═════ Task inputs

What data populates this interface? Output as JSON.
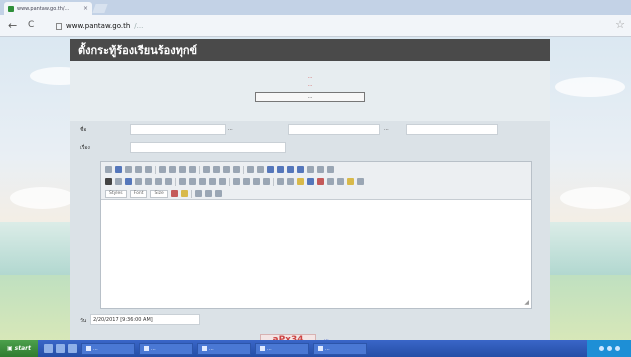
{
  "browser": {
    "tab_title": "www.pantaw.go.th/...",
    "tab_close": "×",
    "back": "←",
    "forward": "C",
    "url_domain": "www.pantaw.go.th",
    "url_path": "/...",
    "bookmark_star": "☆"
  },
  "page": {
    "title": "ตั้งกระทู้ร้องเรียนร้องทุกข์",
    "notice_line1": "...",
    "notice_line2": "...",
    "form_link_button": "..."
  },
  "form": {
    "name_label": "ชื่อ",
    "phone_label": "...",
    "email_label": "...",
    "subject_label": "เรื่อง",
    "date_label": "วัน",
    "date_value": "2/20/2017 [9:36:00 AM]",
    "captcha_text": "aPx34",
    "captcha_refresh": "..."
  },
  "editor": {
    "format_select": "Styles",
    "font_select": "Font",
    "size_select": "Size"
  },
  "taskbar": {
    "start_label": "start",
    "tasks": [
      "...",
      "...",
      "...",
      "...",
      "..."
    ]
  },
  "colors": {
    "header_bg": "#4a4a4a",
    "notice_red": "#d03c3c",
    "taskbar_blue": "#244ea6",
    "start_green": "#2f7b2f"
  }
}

══════════
═════ Task inputs

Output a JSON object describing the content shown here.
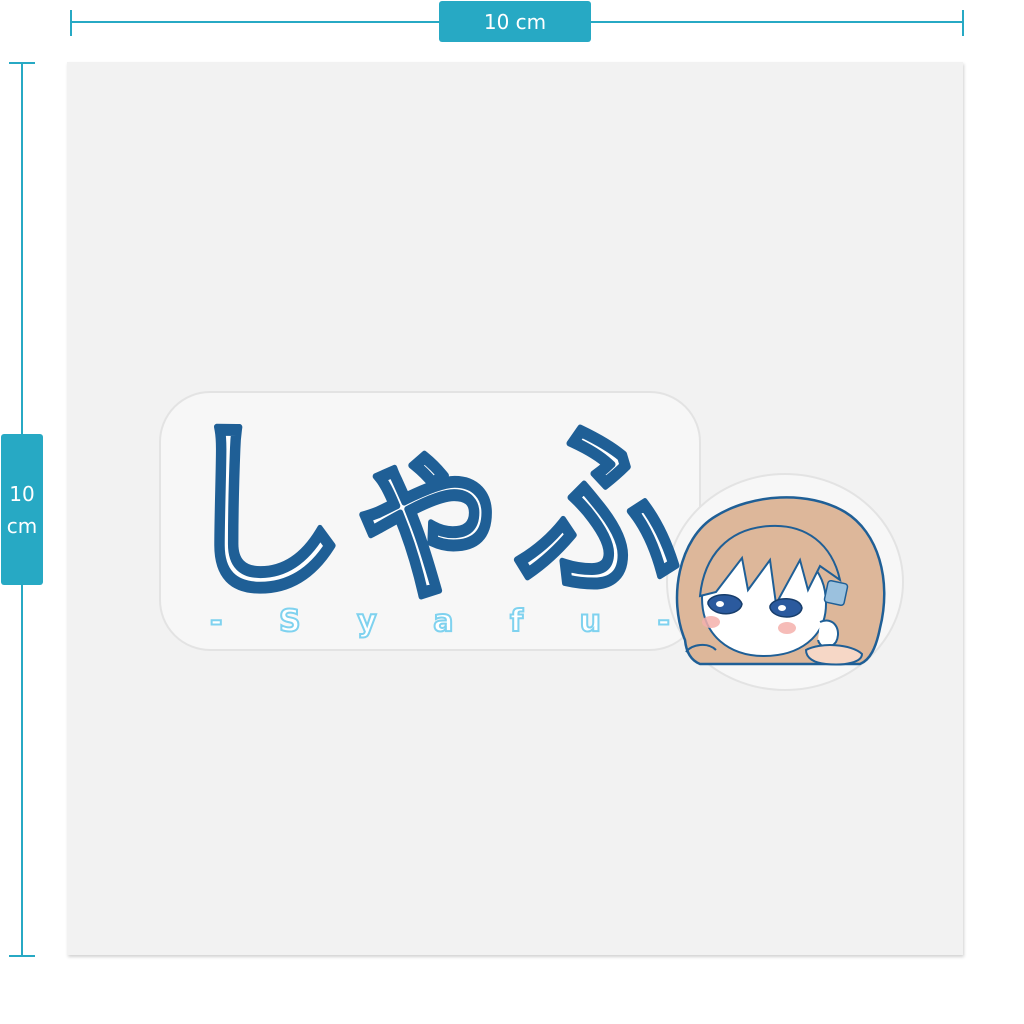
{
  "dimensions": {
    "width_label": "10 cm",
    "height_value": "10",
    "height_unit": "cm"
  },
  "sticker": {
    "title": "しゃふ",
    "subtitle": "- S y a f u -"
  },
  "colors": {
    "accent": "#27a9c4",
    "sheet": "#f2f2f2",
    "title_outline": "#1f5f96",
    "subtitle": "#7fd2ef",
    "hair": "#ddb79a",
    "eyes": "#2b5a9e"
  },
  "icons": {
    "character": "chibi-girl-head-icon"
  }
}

══════════

> **What you will do**
Write down only how many lines in the listing contain the word "JSON".

> **The result**
2